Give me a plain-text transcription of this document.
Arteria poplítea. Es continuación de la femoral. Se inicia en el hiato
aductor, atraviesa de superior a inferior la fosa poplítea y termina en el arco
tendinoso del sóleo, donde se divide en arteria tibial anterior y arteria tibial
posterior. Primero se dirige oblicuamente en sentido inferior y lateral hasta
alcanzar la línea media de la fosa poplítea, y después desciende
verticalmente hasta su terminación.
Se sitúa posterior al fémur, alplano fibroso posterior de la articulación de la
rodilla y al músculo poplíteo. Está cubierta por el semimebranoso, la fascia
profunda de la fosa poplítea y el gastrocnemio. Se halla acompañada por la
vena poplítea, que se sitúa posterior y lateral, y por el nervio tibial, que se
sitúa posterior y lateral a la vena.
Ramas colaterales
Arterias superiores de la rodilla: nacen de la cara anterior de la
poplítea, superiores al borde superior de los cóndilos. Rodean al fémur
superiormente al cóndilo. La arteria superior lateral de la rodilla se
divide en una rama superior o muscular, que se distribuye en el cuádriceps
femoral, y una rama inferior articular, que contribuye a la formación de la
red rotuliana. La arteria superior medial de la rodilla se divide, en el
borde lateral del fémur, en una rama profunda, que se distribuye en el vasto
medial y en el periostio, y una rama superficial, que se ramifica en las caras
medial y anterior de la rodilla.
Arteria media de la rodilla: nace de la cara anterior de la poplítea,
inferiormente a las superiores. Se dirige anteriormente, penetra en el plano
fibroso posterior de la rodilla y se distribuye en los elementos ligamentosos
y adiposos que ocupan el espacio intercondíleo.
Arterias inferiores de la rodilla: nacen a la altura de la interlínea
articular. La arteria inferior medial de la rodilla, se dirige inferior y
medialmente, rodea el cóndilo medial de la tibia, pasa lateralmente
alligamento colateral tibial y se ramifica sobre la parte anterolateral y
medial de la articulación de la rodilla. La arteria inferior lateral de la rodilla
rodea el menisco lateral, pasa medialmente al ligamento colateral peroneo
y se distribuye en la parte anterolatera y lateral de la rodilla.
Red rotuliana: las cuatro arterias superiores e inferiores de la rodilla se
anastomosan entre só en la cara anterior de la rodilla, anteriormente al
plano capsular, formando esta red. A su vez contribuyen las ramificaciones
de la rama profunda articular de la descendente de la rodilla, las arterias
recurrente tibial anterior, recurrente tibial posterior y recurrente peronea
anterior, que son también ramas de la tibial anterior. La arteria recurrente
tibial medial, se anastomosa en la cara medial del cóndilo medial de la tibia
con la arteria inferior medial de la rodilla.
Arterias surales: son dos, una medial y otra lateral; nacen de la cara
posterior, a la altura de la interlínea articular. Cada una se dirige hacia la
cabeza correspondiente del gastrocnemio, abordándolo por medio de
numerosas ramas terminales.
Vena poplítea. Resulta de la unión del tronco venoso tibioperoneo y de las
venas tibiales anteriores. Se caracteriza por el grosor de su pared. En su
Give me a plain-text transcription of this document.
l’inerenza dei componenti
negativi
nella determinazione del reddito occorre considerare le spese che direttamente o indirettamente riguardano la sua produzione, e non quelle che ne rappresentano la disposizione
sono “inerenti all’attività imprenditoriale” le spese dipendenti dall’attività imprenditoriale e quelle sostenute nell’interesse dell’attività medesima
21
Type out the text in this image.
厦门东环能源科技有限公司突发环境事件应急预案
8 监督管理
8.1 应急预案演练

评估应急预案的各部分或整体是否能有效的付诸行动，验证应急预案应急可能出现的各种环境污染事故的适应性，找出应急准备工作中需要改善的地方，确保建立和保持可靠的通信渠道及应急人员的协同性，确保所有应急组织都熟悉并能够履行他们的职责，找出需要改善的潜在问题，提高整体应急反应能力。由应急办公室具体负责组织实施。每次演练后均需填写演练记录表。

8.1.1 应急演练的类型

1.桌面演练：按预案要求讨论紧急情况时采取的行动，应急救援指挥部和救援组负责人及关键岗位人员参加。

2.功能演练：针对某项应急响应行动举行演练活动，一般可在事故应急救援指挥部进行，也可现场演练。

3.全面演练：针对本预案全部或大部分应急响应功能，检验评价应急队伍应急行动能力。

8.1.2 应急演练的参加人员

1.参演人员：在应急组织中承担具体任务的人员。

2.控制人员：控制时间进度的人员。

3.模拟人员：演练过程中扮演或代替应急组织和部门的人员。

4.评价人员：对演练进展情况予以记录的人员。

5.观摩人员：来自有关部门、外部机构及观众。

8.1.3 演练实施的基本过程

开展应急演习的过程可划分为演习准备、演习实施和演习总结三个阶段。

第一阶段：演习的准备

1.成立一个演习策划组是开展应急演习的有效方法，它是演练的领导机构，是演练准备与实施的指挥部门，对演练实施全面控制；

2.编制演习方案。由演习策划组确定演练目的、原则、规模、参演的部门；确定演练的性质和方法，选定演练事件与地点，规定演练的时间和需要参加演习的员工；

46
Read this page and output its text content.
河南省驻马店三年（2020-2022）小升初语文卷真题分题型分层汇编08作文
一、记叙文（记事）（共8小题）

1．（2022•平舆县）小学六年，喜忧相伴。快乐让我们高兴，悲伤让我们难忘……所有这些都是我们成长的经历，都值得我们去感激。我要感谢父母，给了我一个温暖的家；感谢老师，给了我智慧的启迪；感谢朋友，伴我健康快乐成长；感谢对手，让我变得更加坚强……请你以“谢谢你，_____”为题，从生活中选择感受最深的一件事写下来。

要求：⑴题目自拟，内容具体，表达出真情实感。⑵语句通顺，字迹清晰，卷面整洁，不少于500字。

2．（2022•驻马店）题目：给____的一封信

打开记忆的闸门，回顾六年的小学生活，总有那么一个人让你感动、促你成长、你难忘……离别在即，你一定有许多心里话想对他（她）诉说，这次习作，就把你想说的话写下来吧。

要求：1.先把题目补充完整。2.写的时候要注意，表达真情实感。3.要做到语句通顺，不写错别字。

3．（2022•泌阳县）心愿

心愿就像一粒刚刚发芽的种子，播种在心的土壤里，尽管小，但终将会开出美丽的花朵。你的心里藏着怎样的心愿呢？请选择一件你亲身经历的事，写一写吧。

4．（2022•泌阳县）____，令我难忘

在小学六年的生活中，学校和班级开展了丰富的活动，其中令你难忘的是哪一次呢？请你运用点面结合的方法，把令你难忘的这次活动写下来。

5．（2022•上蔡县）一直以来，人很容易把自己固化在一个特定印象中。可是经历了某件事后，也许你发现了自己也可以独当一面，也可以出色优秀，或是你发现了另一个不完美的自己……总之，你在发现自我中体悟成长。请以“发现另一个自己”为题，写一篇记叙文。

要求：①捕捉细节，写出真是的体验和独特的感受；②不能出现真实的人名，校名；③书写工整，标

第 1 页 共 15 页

------------------------------------

### Given instruction
Write every record out again, unaltered.

### Solved problem
Give me a plain-text transcription of this document.
Arteria poplítea. Es continuación de la femoral. Se inicia en el hiato
aductor, atraviesa de superior a inferior la fosa poplítea y termina en el arco
tendinoso del sóleo, donde se divide en arteria tibial anterior y arteria tibial
posterior. Primero se dirige oblicuamente en sentido inferior y lateral hasta
alcanzar la línea media de la fosa poplítea, y después desciende
verticalmente hasta su terminación.
Se sitúa posterior al fémur, alplano fibroso posterior de la articulación de la
rodilla y al músculo poplíteo. Está cubierta por el semimebranoso, la fascia
profunda de la fosa poplítea y el gastrocnemio. Se halla acompañada por la
vena poplítea, que se sitúa posterior y lateral, y por el nervio tibial, que se
sitúa posterior y lateral a la vena.
Ramas colaterales
Arterias superiores de la rodilla: nacen de la cara anterior de la
poplítea, superiores al borde superior de los cóndilos. Rodean al fémur
superiormente al cóndilo. La arteria superior lateral de la rodilla se
divide en una rama superior o muscular, que se distribuye en el cuádriceps
femoral, y una rama inferior articular, que contribuye a la formación de la
red rotuliana. La arteria superior medial de la rodilla se divide, en el
borde lateral del fémur, en una rama profunda, que se distribuye en el vasto
medial y en el periostio, y una rama superficial, que se ramifica en las caras
medial y anterior de la rodilla.
Arteria media de la rodilla: nace de la cara anterior de la poplítea,
inferiormente a las superiores. Se dirige anteriormente, penetra en el plano
fibroso posterior de la rodilla y se distribuye en los elementos ligamentosos
y adiposos que ocupan el espacio intercondíleo.
Arterias inferiores de la rodilla: nacen a la altura de la interlínea
articular. La arteria inferior medial de la rodilla, se dirige inferior y
medialmente, rodea el cóndilo medial de la tibia, pasa lateralmente
alligamento colateral tibial y se ramifica sobre la parte anterolateral y
medial de la articulación de la rodilla. La arteria inferior lateral de la rodilla
rodea el menisco lateral, pasa medialmente al ligamento colateral peroneo
y se distribuye en la parte anterolatera y lateral de la rodilla.
Red rotuliana: las cuatro arterias superiores e inferiores de la rodilla se
anastomosan entre só en la cara anterior de la rodilla, anteriormente al
plano capsular, formando esta red. A su vez contribuyen las ramificaciones
de la rama profunda articular de la descendente de la rodilla, las arterias
recurrente tibial anterior, recurrente tibial posterior y recurrente peronea
anterior, que son también ramas de la tibial anterior. La arteria recurrente
tibial medial, se anastomosa en la cara medial del cóndilo medial de la tibia
con la arteria inferior medial de la rodilla.
Arterias surales: son dos, una medial y otra lateral; nacen de la cara
posterior, a la altura de la interlínea articular. Cada una se dirige hacia la
cabeza correspondiente del gastrocnemio, abordándolo por medio de
numerosas ramas terminales.
Vena poplítea. Resulta de la unión del tronco venoso tibioperoneo y de las
venas tibiales anteriores. Se caracteriza por el grosor de su pared. En su
Give me a plain-text transcription of this document.
l’inerenza dei componenti
negativi
nella determinazione del reddito occorre considerare le spese che direttamente o indirettamente riguardano la sua produzione, e non quelle che ne rappresentano la disposizione
sono “inerenti all’attività imprenditoriale” le spese dipendenti dall’attività imprenditoriale e quelle sostenute nell’interesse dell’attività medesima
21
Type out the text in this image.
厦门东环能源科技有限公司突发环境事件应急预案
8 监督管理
8.1 应急预案演练

评估应急预案的各部分或整体是否能有效的付诸行动，验证应急预案应急可能出现的各种环境污染事故的适应性，找出应急准备工作中需要改善的地方，确保建立和保持可靠的通信渠道及应急人员的协同性，确保所有应急组织都熟悉并能够履行他们的职责，找出需要改善的潜在问题，提高整体应急反应能力。由应急办公室具体负责组织实施。每次演练后均需填写演练记录表。

8.1.1 应急演练的类型

1.桌面演练：按预案要求讨论紧急情况时采取的行动，应急救援指挥部和救援组负责人及关键岗位人员参加。

2.功能演练：针对某项应急响应行动举行演练活动，一般可在事故应急救援指挥部进行，也可现场演练。

3.全面演练：针对本预案全部或大部分应急响应功能，检验评价应急队伍应急行动能力。

8.1.2 应急演练的参加人员

1.参演人员：在应急组织中承担具体任务的人员。

2.控制人员：控制时间进度的人员。

3.模拟人员：演练过程中扮演或代替应急组织和部门的人员。

4.评价人员：对演练进展情况予以记录的人员。

5.观摩人员：来自有关部门、外部机构及观众。

8.1.3 演练实施的基本过程

开展应急演习的过程可划分为演习准备、演习实施和演习总结三个阶段。

第一阶段：演习的准备

1.成立一个演习策划组是开展应急演习的有效方法，它是演练的领导机构，是演练准备与实施的指挥部门，对演练实施全面控制；

2.编制演习方案。由演习策划组确定演练目的、原则、规模、参演的部门；确定演练的性质和方法，选定演练事件与地点，规定演练的时间和需要参加演习的员工；

46
Read this page and output its text content.
河南省驻马店三年（2020-2022）小升初语文卷真题分题型分层汇编08作文
一、记叙文（记事）（共8小题）

1．（2022•平舆县）小学六年，喜忧相伴。快乐让我们高兴，悲伤让我们难忘……所有这些都是我们成长的经历，都值得我们去感激。我要感谢父母，给了我一个温暖的家；感谢老师，给了我智慧的启迪；感谢朋友，伴我健康快乐成长；感谢对手，让我变得更加坚强……请你以“谢谢你，_____”为题，从生活中选择感受最深的一件事写下来。

要求：⑴题目自拟，内容具体，表达出真情实感。⑵语句通顺，字迹清晰，卷面整洁，不少于500字。

2．（2022•驻马店）题目：给____的一封信

打开记忆的闸门，回顾六年的小学生活，总有那么一个人让你感动、促你成长、你难忘……离别在即，你一定有许多心里话想对他（她）诉说，这次习作，就把你想说的话写下来吧。

要求：1.先把题目补充完整。2.写的时候要注意，表达真情实感。3.要做到语句通顺，不写错别字。

3．（2022•泌阳县）心愿

心愿就像一粒刚刚发芽的种子，播种在心的土壤里，尽管小，但终将会开出美丽的花朵。你的心里藏着怎样的心愿呢？请选择一件你亲身经历的事，写一写吧。

4．（2022•泌阳县）____，令我难忘

在小学六年的生活中，学校和班级开展了丰富的活动，其中令你难忘的是哪一次呢？请你运用点面结合的方法，把令你难忘的这次活动写下来。

5．（2022•上蔡县）一直以来，人很容易把自己固化在一个特定印象中。可是经历了某件事后，也许你发现了自己也可以独当一面，也可以出色优秀，或是你发现了另一个不完美的自己……总之，你在发现自我中体悟成长。请以“发现另一个自己”为题，写一篇记叙文。

要求：①捕捉细节，写出真是的体验和独特的感受；②不能出现真实的人名，校名；③书写工整，标

第 1 页 共 15 页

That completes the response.